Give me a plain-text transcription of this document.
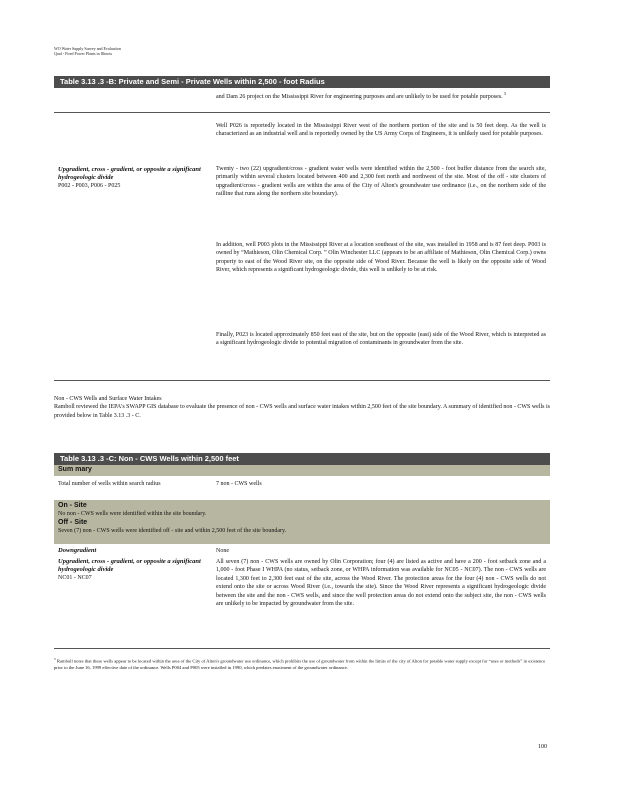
WO Water Supply Survey and Evaluation
Qual - Fired Power Plants in Illinois
Table 3.13 .3 -B: Private and Semi - Private Wells within 2,500 - foot Radius
and Dam 26 project on the Mississippi River for engineering purposes and are unlikely to be used for potable purposes. $^5$
Upgradient, cross - gradient, or opposite a significant hydrogeologic divide
P002 - P003, P006 - P025
Well P026 is reportedly located in the Mississippi River west of the northern portion of the site and is 50 feet deep. As the well is characterized as an industrial well and is reportedly owned by the US Army Corps of Engineers, it is unlikely used for potable purposes.
Twenty - two (22) upgradient/cross - gradient water wells were identified within the 2,500 - foot buffer distance from the search site, primarily within several clusters located between 400 and 2,300 feet north and northwest of the site. Most of the off - site clusters of upgradient/cross - gradient wells are within the area of the City of Alton's groundwater use ordinance (i.e., on the northern side of the railline that runs along the northern site boundary).
In addition, well P003 plots in the Mississippi River at a location southeast of the site, was installed in 1958 and is 87 feet deep. P003 is owned by “Mathieson, Olin Chemical Corp. ” Olin Winchester LLC (appears to be an affiliate of Mathieson, Olin Chemical Corp.) owns property to east of the Wood River site, on the opposite side of Wood River. Because the well is likely on the opposite side of Wood River, which represents a significant hydrogeologic divide, this well is unlikely to be at risk.
Finally, P023 is located approximately 850 feet east of the site, but on the opposite (east) side of the Wood River, which is interpreted as a significant hydrogeologic divide to potential migration of contaminants in groundwater from the site.
Non - CWS Wells and Surface Water Intakes
Ramboll reviewed the IEPA's SWAPP GIS database to evaluate the presence of non - CWS wells and surface water intakes within 2,500 feet of the site boundary. A summary of identified non - CWS wells is provided below in Table 3.13 .3 - C.
Table 3.13 .3 -C: Non - CWS Wells within 2,500 feet
Sum mary
Total number of wells within search radius	7 non - CWS wells
On - Site
No non - CWS wells were identified within the site boundary.
Off - Site
Seven (7) non - CWS wells were identified off - site and within 2,500 feet of the site boundary.
Downgradient	None
Upgradient, cross - gradient, or opposite a significant hydrogeologic divide
NC01 - NC07
All seven (7) non - CWS wells are owned by Olin Corporation; four (4) are listed as active and have a 200 - foot setback zone and a 1,000 - foot Phase I WHPA (no status, setback zone, or WHPA information was available for NC05 - NC07). The non - CWS wells are located 1,300 feet to 2,300 feet east of the site, across the Wood River. The protection areas for the four (4) non - CWS wells do not extend onto the site or across Wood River (i.e., towards the site). Since the Wood River represents a significant hydrogeologic divide between the site and the non - CWS wells, and since the well protection areas do not extend onto the subject site, the non - CWS wells are unlikely to be impacted by groundwater from the site.
$^5$ Ramboll notes that these wells appear to be located within the area of the City of Alton's groundwater use ordinance, which prohibits the use of groundwater from within the limits of the city of Alton for potable water supply except for “uses or methods” in existence prior to the June 16, 1999 effective date of the ordinance. Wells P004 and P005 were installed in 1990, which predates enactment of the groundwater ordinance.
100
^^^^^^^^^^^^^^^^
Problem details:
Collect, from the material above, every line containing the word "search".

Output for this task:
Twenty - two (22) upgradient/cross - gradient water wells were identified within the 2,500 - foot buffer distance from the search site, primarily within several clusters located between 400 and 2,300 feet north and northwest of the site. Most of the off - site clusters of upgradient/cross - gradient wells are within the area of the City of Alton's groundwater use ordinance (i.e., on the northern side of the railline that runs along the northern site boundary).
Total number of wells within search radius	7 non - CWS wells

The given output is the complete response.